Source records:
========

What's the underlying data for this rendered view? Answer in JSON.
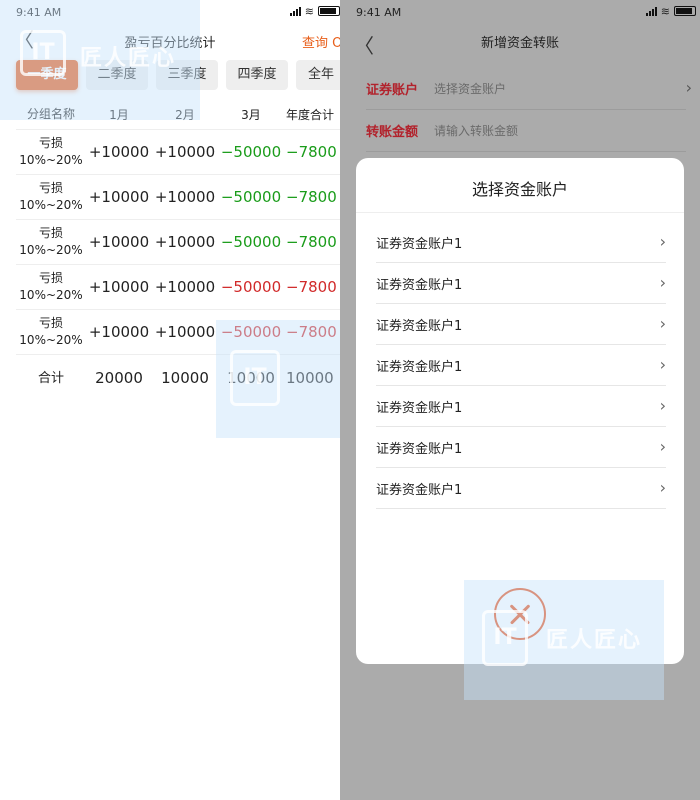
{
  "left": {
    "status_time": "9:41 AM",
    "nav_title": "盈亏百分比统计",
    "back_glyph": "〈",
    "query_label": "查询 O",
    "tabs": [
      "一季度",
      "二季度",
      "三季度",
      "四季度",
      "全年"
    ],
    "headers": [
      "分组名称",
      "1月",
      "2月",
      "3月",
      "年度合计"
    ],
    "rows": [
      {
        "group": "亏损\n10%~20%",
        "m1": "+10000",
        "m2": "+10000",
        "m3": "−50000",
        "total": "−7800",
        "status": "green"
      },
      {
        "group": "亏损\n10%~20%",
        "m1": "+10000",
        "m2": "+10000",
        "m3": "−50000",
        "total": "−7800",
        "status": "green"
      },
      {
        "group": "亏损\n10%~20%",
        "m1": "+10000",
        "m2": "+10000",
        "m3": "−50000",
        "total": "−7800",
        "status": "green"
      },
      {
        "group": "亏损\n10%~20%",
        "m1": "+10000",
        "m2": "+10000",
        "m3": "−50000",
        "total": "−7800",
        "status": "red"
      },
      {
        "group": "亏损\n10%~20%",
        "m1": "+10000",
        "m2": "+10000",
        "m3": "−50000",
        "total": "−7800",
        "status": "red"
      }
    ],
    "sum": {
      "label": "合计",
      "m1": "20000",
      "m2": "10000",
      "m3": "10000",
      "total": "10000"
    }
  },
  "right": {
    "status_time": "9:41 AM",
    "nav_title": "新增资金转账",
    "securities_label": "证券账户",
    "securities_placeholder": "选择资金账户",
    "amount_label": "转账金额",
    "amount_placeholder": "请输入转账金额",
    "modal_title": "选择资金账户",
    "accounts": [
      "证券资金账户1",
      "证券资金账户1",
      "证券资金账户1",
      "证券资金账户1",
      "证券资金账户1",
      "证券资金账户1",
      "证券资金账户1"
    ],
    "close_icon": "close-icon"
  },
  "watermark_text": "匠人匠心",
  "colors": {
    "accent": "#e9611f",
    "positive": "#1a9c1a",
    "negative": "#d12a2a",
    "label_red": "#b2222c",
    "overlay_gray": "#ababab"
  }
}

========

- **Your task**: Tell how many lines of the data above hold the string "选择资金账户". Give only the number.

- **Complete output**: 2